## start

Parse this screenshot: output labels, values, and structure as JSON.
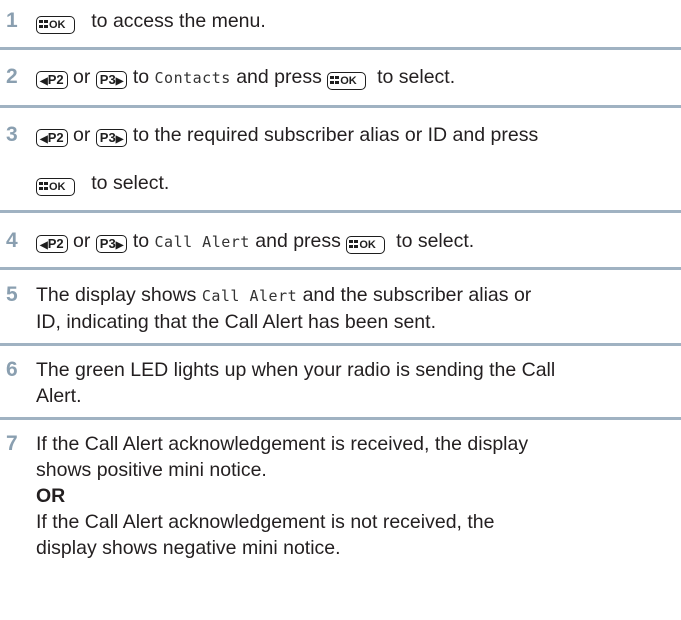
{
  "keys": {
    "menu_ok": "OK",
    "p2": "P2",
    "p3": "P3",
    "left_arrow": "◀",
    "right_arrow": "▶"
  },
  "steps": [
    {
      "num": "1",
      "text_a": "to access the menu."
    },
    {
      "num": "2",
      "or": "or",
      "to": "to",
      "menu_item": "Contacts",
      "press": "and press",
      "select": "to select."
    },
    {
      "num": "3",
      "or": "or",
      "line1": "to the required subscriber alias or ID and press",
      "line2": "to select."
    },
    {
      "num": "4",
      "or": "or",
      "to": "to",
      "menu_item": "Call Alert",
      "press": "and press",
      "select": "to select."
    },
    {
      "num": "5",
      "before": "The display shows",
      "menu_item": "Call Alert",
      "after": "and the subscriber alias or",
      "line2": "ID, indicating that the Call Alert has been sent."
    },
    {
      "num": "6",
      "line1": "The green LED lights up when your radio is sending the Call",
      "line2": "Alert."
    },
    {
      "num": "7",
      "line1": "If the Call Alert acknowledgement is received, the display",
      "line2": "shows positive mini notice.",
      "or_label": "OR",
      "line3": "If the Call Alert acknowledgement is not received, the",
      "line4": "display shows negative mini notice."
    }
  ],
  "colors": {
    "step_number": "#8a9fb0",
    "rule": "#a0b2c2"
  }
}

## end

§ REQUIRED TASK
Copy out the whole listing exactly, and don't carry over any pictures.

§ THE COMPLETED TASK
Parse this screenshot: output labels, values, and structure as JSON.
{
  "keys": {
    "menu_ok": "OK",
    "p2": "P2",
    "p3": "P3",
    "left_arrow": "◀",
    "right_arrow": "▶"
  },
  "steps": [
    {
      "num": "1",
      "text_a": "to access the menu."
    },
    {
      "num": "2",
      "or": "or",
      "to": "to",
      "menu_item": "Contacts",
      "press": "and press",
      "select": "to select."
    },
    {
      "num": "3",
      "or": "or",
      "line1": "to the required subscriber alias or ID and press",
      "line2": "to select."
    },
    {
      "num": "4",
      "or": "or",
      "to": "to",
      "menu_item": "Call Alert",
      "press": "and press",
      "select": "to select."
    },
    {
      "num": "5",
      "before": "The display shows",
      "menu_item": "Call Alert",
      "after": "and the subscriber alias or",
      "line2": "ID, indicating that the Call Alert has been sent."
    },
    {
      "num": "6",
      "line1": "The green LED lights up when your radio is sending the Call",
      "line2": "Alert."
    },
    {
      "num": "7",
      "line1": "If the Call Alert acknowledgement is received, the display",
      "line2": "shows positive mini notice.",
      "or_label": "OR",
      "line3": "If the Call Alert acknowledgement is not received, the",
      "line4": "display shows negative mini notice."
    }
  ],
  "colors": {
    "step_number": "#8a9fb0",
    "rule": "#a0b2c2"
  }
}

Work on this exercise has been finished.